PROMPT
Copy out exactly the lines running from the one with "Parse this screenshot: output" through the final line, both ends included, and nothing else. Pictures stay out of the copy.

==== EXERCISE INPUT ====

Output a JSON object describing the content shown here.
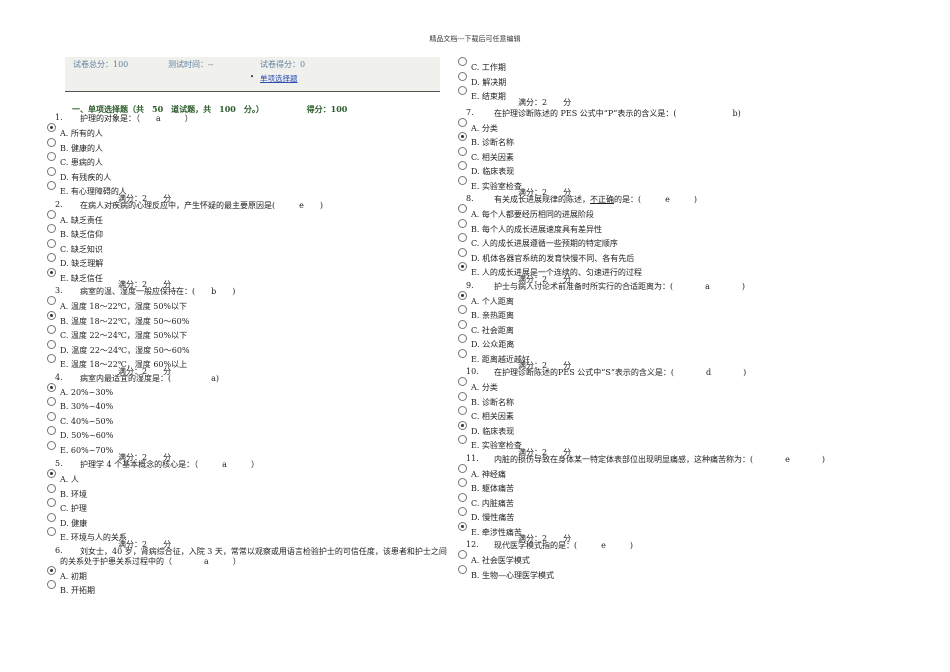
{
  "header": "精品文档---下载后可任意编辑",
  "stats": {
    "total": "试卷总分：100",
    "time": "测试时间：--",
    "got": "试卷得分：0",
    "link": "单项选择题",
    "bullet": "•"
  },
  "section": {
    "title": "一、单项选择题（共　50　道试题，共　100　分。）",
    "score": "得分：100"
  },
  "score_label": "满分：2　　分",
  "left_questions": [
    {
      "n": "1.",
      "text": "护理的对象是：（　　a　　　）",
      "options": [
        {
          "t": "A.  所有的人",
          "sel": true
        },
        {
          "t": "B.  健康的人",
          "sel": false
        },
        {
          "t": "C.  患病的人",
          "sel": false
        },
        {
          "t": "D.  有残疾的人",
          "sel": false
        },
        {
          "t": "E.  有心理障碍的人",
          "sel": false
        }
      ]
    },
    {
      "n": "2.",
      "text": "在病人对疾病的心理反应中，产生怀疑的最主要原因是(　　　e　　)",
      "options": [
        {
          "t": "A.  缺乏责任",
          "sel": false
        },
        {
          "t": "B.  缺乏信仰",
          "sel": false
        },
        {
          "t": "C.  缺乏知识",
          "sel": false
        },
        {
          "t": "D.  缺乏理解",
          "sel": false
        },
        {
          "t": "E.  缺乏信任",
          "sel": true
        }
      ]
    },
    {
      "n": "3.",
      "text": "病室的温、湿度一般应保持在：(　　b　　)",
      "options": [
        {
          "t": "A.  温度 18～22℃，湿度 50%以下",
          "sel": false
        },
        {
          "t": "B.  温度 18～22℃，湿度 50～60%",
          "sel": true
        },
        {
          "t": "C.  温度 22～24℃，湿度 50%以下",
          "sel": false
        },
        {
          "t": "D.  温度 22～24℃，湿度 50～60%",
          "sel": false
        },
        {
          "t": "E.  温度 18～22℃，湿度 60%以上",
          "sel": false
        }
      ]
    },
    {
      "n": "4.",
      "text": "病室内最适宜的湿度是：(　　　　　a)",
      "options": [
        {
          "t": "A.  20%~30%",
          "sel": true
        },
        {
          "t": "B.  30%~40%",
          "sel": false
        },
        {
          "t": "C.  40%~50%",
          "sel": false
        },
        {
          "t": "D.  50%~60%",
          "sel": false
        },
        {
          "t": "E.  60%~70%",
          "sel": false
        }
      ]
    },
    {
      "n": "5.",
      "text": "护理学 4 个基本概念的核心是：（　　　a　　　）",
      "options": [
        {
          "t": "A.  人",
          "sel": true
        },
        {
          "t": "B.  环境",
          "sel": false
        },
        {
          "t": "C.  护理",
          "sel": false
        },
        {
          "t": "D.  健康",
          "sel": false
        },
        {
          "t": "E.  环境与人的关系",
          "sel": false
        }
      ]
    },
    {
      "n": "6.",
      "text": "刘女士，40 岁，肾病综合征，入院 3 天，常常以观察或用语言检验护士的可信任度，该患者和护士之间",
      "text2": "的关系处于护患关系过程中的（　　　　a　　　）",
      "options": [
        {
          "t": "A.  初期",
          "sel": true
        },
        {
          "t": "B.  开拓期",
          "sel": false
        }
      ]
    }
  ],
  "right_top_options": [
    {
      "t": "C.  工作期",
      "sel": false
    },
    {
      "t": "D.  解决期",
      "sel": false
    },
    {
      "t": "E.  结束期",
      "sel": false
    }
  ],
  "right_questions": [
    {
      "n": "7.",
      "text": "在护理诊断陈述的 PES 公式中“P”表示的含义是：(　　　　　　　b)",
      "options": [
        {
          "t": "A.  分类",
          "sel": false
        },
        {
          "t": "B.  诊断名称",
          "sel": true
        },
        {
          "t": "C.  相关因素",
          "sel": false
        },
        {
          "t": "D.  临床表现",
          "sel": false
        },
        {
          "t": "E.  实验室检查",
          "sel": false
        }
      ]
    },
    {
      "n": "8.",
      "text_a": "有关成长进展规律的陈述，",
      "text_u": "不正确",
      "text_b": "的是：(　　　e　　　)",
      "options": [
        {
          "t": "A.  每个人都要经历相同的进展阶段",
          "sel": false
        },
        {
          "t": "B.  每个人的成长进展速度具有差异性",
          "sel": false
        },
        {
          "t": "C.  人的成长进展遵循一些预期的特定顺序",
          "sel": false
        },
        {
          "t": "D.  机体各器官系统的发育快慢不同、各有先后",
          "sel": false
        },
        {
          "t": "E.  人的成长进展是一个连续的、匀速进行的过程",
          "sel": true
        }
      ]
    },
    {
      "n": "9.",
      "text": "护士与病人讨论术前准备时所实行的合适距离为：(　　　　a　　　　)",
      "options": [
        {
          "t": "A.  个人距离",
          "sel": true
        },
        {
          "t": "B.  亲热距离",
          "sel": false
        },
        {
          "t": "C.  社会距离",
          "sel": false
        },
        {
          "t": "D.  公众距离",
          "sel": false
        },
        {
          "t": "E.  距离越近越好",
          "sel": false
        }
      ]
    },
    {
      "n": "10.",
      "text": "在护理诊断陈述的PES 公式中“S”表示的含义是：(　　　　d　　　　)",
      "options": [
        {
          "t": "A.  分类",
          "sel": false
        },
        {
          "t": "B.  诊断名称",
          "sel": false
        },
        {
          "t": "C.  相关因素",
          "sel": false
        },
        {
          "t": "D.  临床表现",
          "sel": true
        },
        {
          "t": "E.  实验室检查",
          "sel": false
        }
      ]
    },
    {
      "n": "11.",
      "text": "内脏的损伤导致在身体某一特定体表部位出现明显痛感，这种痛苦称为：(　　　　e　　　　)",
      "options": [
        {
          "t": "A.  神经痛",
          "sel": false
        },
        {
          "t": "B.  躯体痛苦",
          "sel": false
        },
        {
          "t": "C.  内脏痛苦",
          "sel": false
        },
        {
          "t": "D.  慢性痛苦",
          "sel": false
        },
        {
          "t": "E.  牵涉性痛苦",
          "sel": true
        }
      ]
    },
    {
      "n": "12.",
      "text": "现代医学模式指的是：(　　　e　　　)",
      "options": [
        {
          "t": "A.  社会医学模式",
          "sel": false
        },
        {
          "t": "B.  生物—心理医学模式",
          "sel": false
        }
      ]
    }
  ]
}
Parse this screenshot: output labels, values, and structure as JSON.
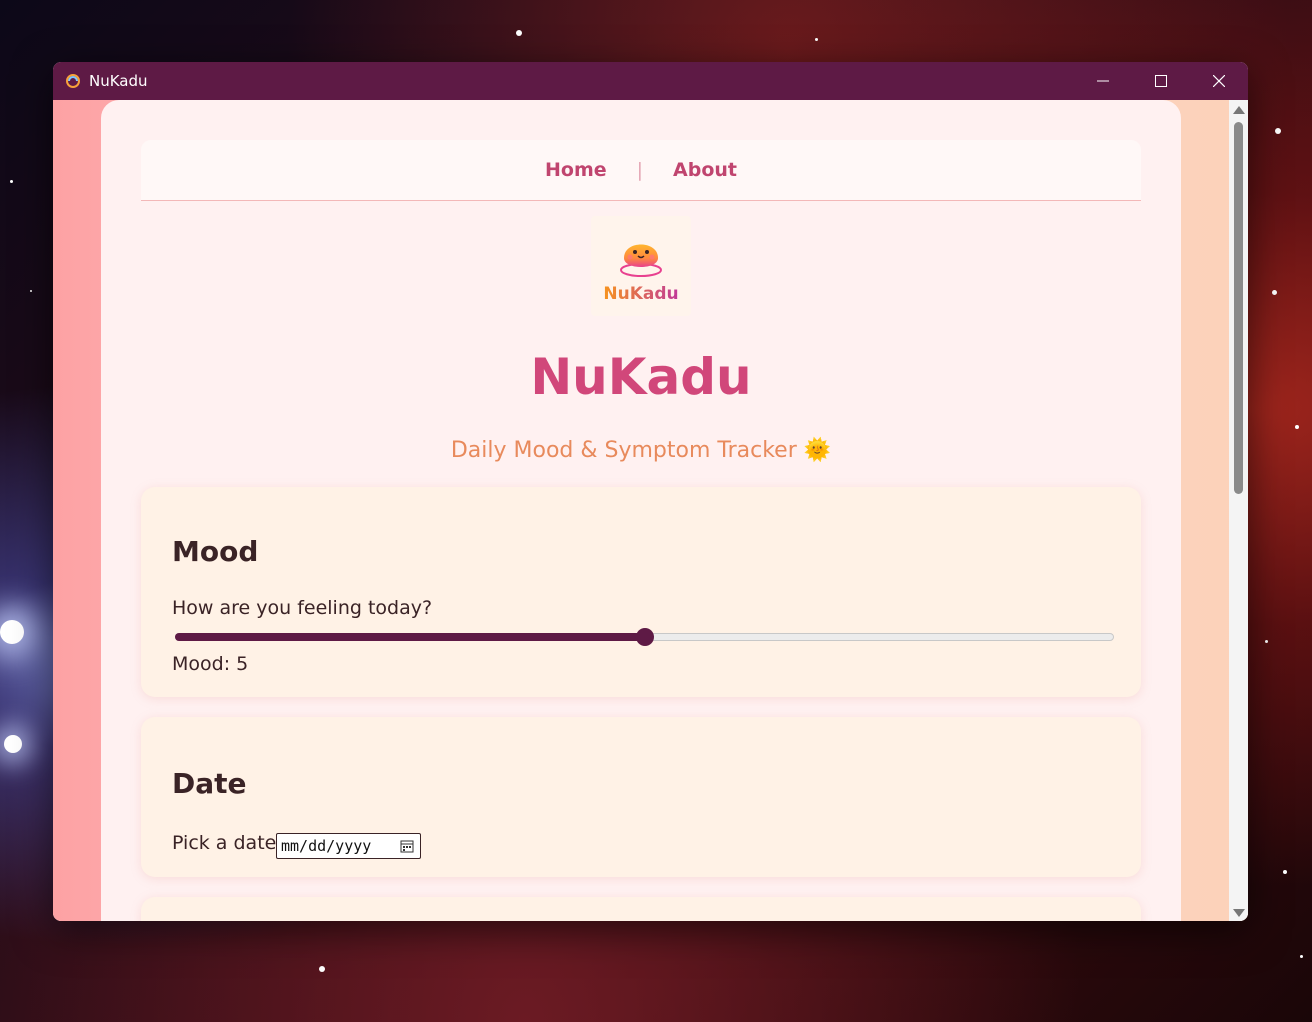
{
  "window": {
    "title": "NuKadu"
  },
  "nav": {
    "home": "Home",
    "separator": "|",
    "about": "About"
  },
  "logo": {
    "text": "NuKadu"
  },
  "header": {
    "app_name": "NuKadu",
    "tagline": "Daily Mood & Symptom Tracker 🌞"
  },
  "mood": {
    "heading": "Mood",
    "question": "How are you feeling today?",
    "value_label": "Mood: 5",
    "slider_min": 0,
    "slider_max": 10,
    "slider_value": 5
  },
  "date": {
    "heading": "Date",
    "label": "Pick a date:",
    "placeholder": "mm/dd/yyyy"
  },
  "colors": {
    "titlebar": "#5e1a45",
    "accent": "#d1477a",
    "nav_link": "#c0456f",
    "tagline": "#e88a5c",
    "card_bg": "#fff2e6",
    "slider_fill": "#5e1a45"
  }
}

====

EXERCISE RESPONSE
Parse this screenshot: output labels, values, and structure as JSON.
{
  "window": {
    "title": "NuKadu"
  },
  "nav": {
    "home": "Home",
    "separator": "|",
    "about": "About"
  },
  "logo": {
    "text": "NuKadu"
  },
  "header": {
    "app_name": "NuKadu",
    "tagline": "Daily Mood & Symptom Tracker 🌞"
  },
  "mood": {
    "heading": "Mood",
    "question": "How are you feeling today?",
    "value_label": "Mood: 5",
    "slider_min": 0,
    "slider_max": 10,
    "slider_value": 5
  },
  "date": {
    "heading": "Date",
    "label": "Pick a date:",
    "placeholder": "mm/dd/yyyy"
  },
  "colors": {
    "titlebar": "#5e1a45",
    "accent": "#d1477a",
    "nav_link": "#c0456f",
    "tagline": "#e88a5c",
    "card_bg": "#fff2e6",
    "slider_fill": "#5e1a45"
  }
}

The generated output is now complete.